--- Tâche à réaliser ---
Pourriez-vous poursuivre le texte sur la série La paix nulle part ailleurs à partir de l'endroit où il s'arrête ?

©Antonio Jiménez Saiz
Qui suit les aventures en huis-clos du personnage de la série La paix nulle part ailleurs – neuf numéros à ce jour, en Arles 2025 – sait que son auteur, Antonio Jiménez Saiz, aime à la fois la fixité des représentations, et les dérivations audacieuses.
Chaque volume est ainsi confié à un artiste chargé de réinventer le legs (lire l’ensemble de mes articles sur le sujet) et d’ouvrir des pistes imaginaires nouvelles.
En cette neuvième édition, le protagoniste unique de ce projet au long cours sur la rencontre d’un corps-visage, du temps et d’une âme, paraît bien sombre.

©Rozafa Elshan
L’hidalgo austère est inquiet, aux aguets, quelqu’un, quelque chose le guette.
Les yeux n’ont jamais été aussi fous, un homme est entré en résistance, contre lui-même, contre les autres, contre la société mortifère.
Un clochard céleste ? Peut-être.
Un espion au chômage ? Peut-être.
Un notable aux abois ? Peut-être.

©Antonio Jiménez Saiz
Les mains agrippent le col du pardessus, l’intranquillité est palpable, le cadre imposé par le photographe évite la noyade.
L’individu se reprend, la respiration est plus calme, le corps plus droit, avant que de danser de nouveau devant l’objectif jouant le rôle du prêtre sauvage à l’instant d’une confession impossible.
Je vous montre que je n’ai rien à cacher, tout à cacher, rien à montrer.
Se frotte les yeux.

©Antonio Jiménez Saiz
Se tient la bouche.
Se plie.
Se redresse.
Se soupèse le menton.

--- Données fournies ---

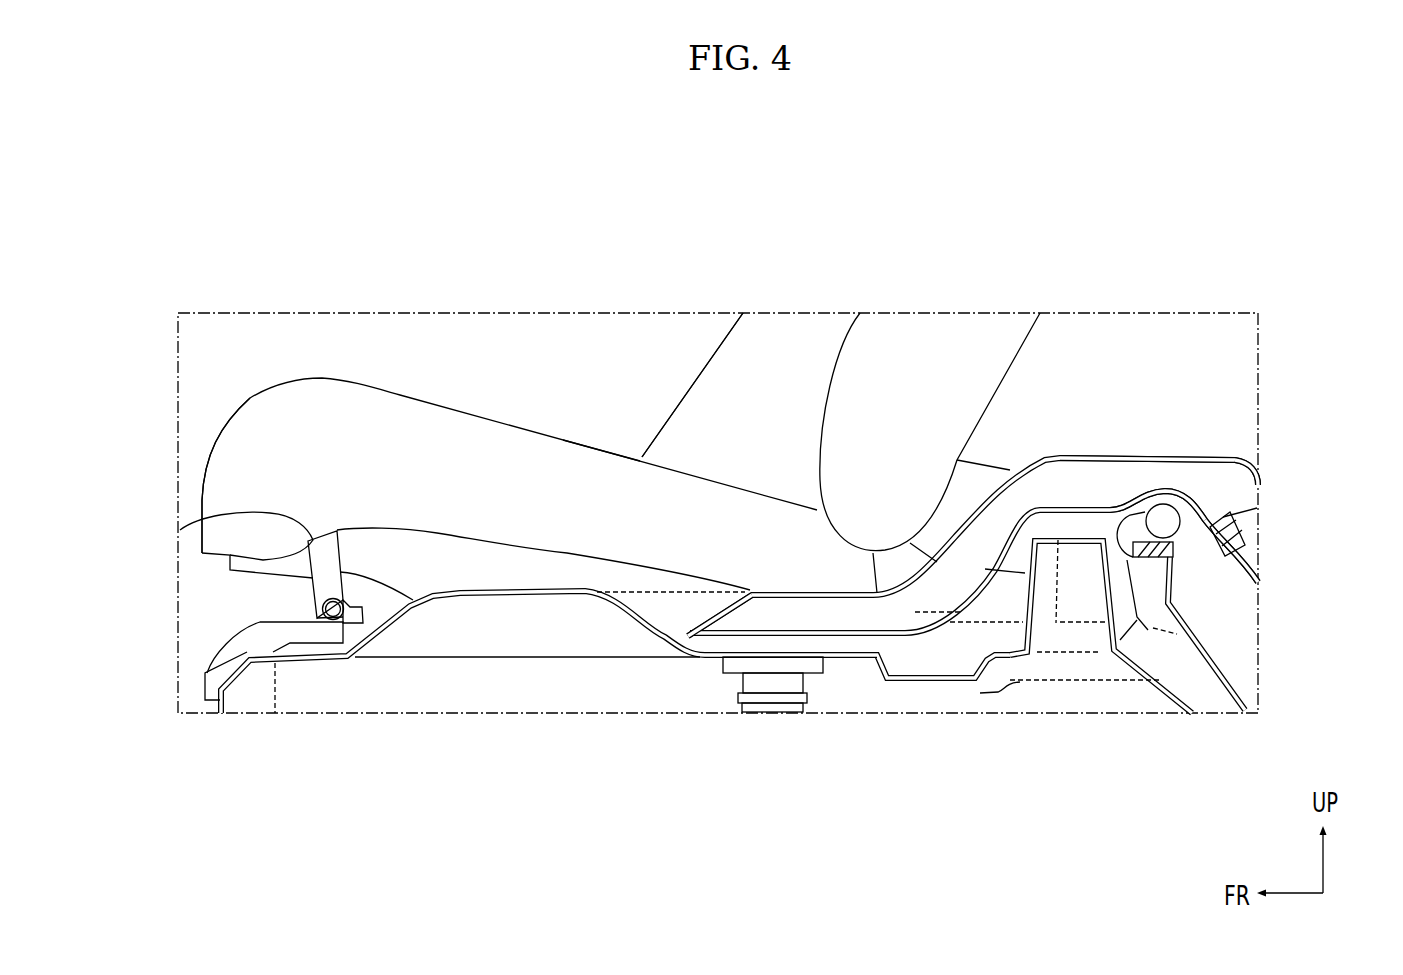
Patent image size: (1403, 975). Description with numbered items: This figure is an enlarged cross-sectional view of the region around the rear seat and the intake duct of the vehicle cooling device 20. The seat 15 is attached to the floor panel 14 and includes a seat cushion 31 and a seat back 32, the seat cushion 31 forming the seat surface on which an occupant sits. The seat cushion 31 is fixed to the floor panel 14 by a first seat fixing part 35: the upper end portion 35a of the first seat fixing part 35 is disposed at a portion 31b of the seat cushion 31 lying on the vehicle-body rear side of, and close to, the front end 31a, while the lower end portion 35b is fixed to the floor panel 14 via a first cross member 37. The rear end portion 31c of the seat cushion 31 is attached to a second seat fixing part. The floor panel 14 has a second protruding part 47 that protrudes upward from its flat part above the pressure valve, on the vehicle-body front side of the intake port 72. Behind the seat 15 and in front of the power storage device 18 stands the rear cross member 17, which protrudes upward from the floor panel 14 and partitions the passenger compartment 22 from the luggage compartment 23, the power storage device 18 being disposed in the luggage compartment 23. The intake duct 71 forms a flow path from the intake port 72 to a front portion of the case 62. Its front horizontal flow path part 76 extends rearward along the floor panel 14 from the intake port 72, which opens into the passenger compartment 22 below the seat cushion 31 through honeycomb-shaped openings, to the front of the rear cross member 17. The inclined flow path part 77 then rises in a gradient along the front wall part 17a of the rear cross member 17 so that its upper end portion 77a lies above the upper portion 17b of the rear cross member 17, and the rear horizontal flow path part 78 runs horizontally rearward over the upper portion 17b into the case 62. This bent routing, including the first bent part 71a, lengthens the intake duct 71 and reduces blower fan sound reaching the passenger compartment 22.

The floor panel 14 is at (775, 640).
The seat 15 is at (566, 429).
The rear cross member 17 is at (1102, 530).
The front wall part 17a is at (1043, 593).
The upper portion 17b is at (1057, 473).
The power storage device 18 is at (1223, 712).
The cooling device 20 is at (1233, 444).
The passenger compartment 22 is at (615, 370).
The luggage compartment 23 is at (1210, 370).
The seat cushion 31 is at (407, 395).
The front end 31a is at (243, 455).
The portion 31b is at (317, 503).
The rear end portion 31c is at (847, 572).
The seat back 32 is at (948, 330).
The first seat fixing part 35 is at (313, 590).
The upper end portion 35a is at (180, 530).
The lower end portion 35b is at (263, 628).
The first cross member 37 is at (207, 666).
The second protruding part 47 is at (513, 585).
The case 62 is at (1203, 658).
The intake duct 71 is at (1115, 437).
The first bent part 71a is at (937, 593).
The intake port 72 is at (712, 620).
The front horizontal flow path part 76 is at (857, 615).
The inclined flow path part 77 is at (980, 540).
The upper end portion 77a is at (962, 462).
The rear horizontal flow path part 78 is at (1163, 445).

--- Corrigé ---
S’enserre le crâne.
Pourrait pleurer, pourrait s’enfuir, mais ne recule pas.

©Antonio Jiménez Saiz
Monsieur est là depuis quelques années, dans la même pièce, face au même visionnaire, conscient qu’on ne s’échappe pas de soi-même, tournant sans fin dans la cage en feu de son être.
Ces images, l’artiste Rozafa Elshan les a vues avec intensité, leur répondant par une œuvre de dimension plasticienne, chacun des trente exemplaires de cette édition de La paix nulle part ailleurs comportant le fragment d’une seule et même œuvre dispersée.

©Rozafa Elshan
Ce pourrait être une aile d’ange, une partition musicale baroque, un archipel en construction.
Une cartographie, une sismologie, des notations inspirées écrites en une langue inconnue.
La lecture se fait verticalement, il y a un chiffre écrit au marqueur – 41799 sur l’exemplaire neuf -, de la calligraphie, une image superposée faisant basculer l’ensemble de l’édifice du côté de l’architecture.
Voilà ce qu’opèrent ensemble Antonio Jiménez Saiz et Rozafa Elshan, une tectonique des plaques, une recherche commune de la stabilisation dans l’inquiétude d’être au monde, un chemin de grâce malgré les difficultés.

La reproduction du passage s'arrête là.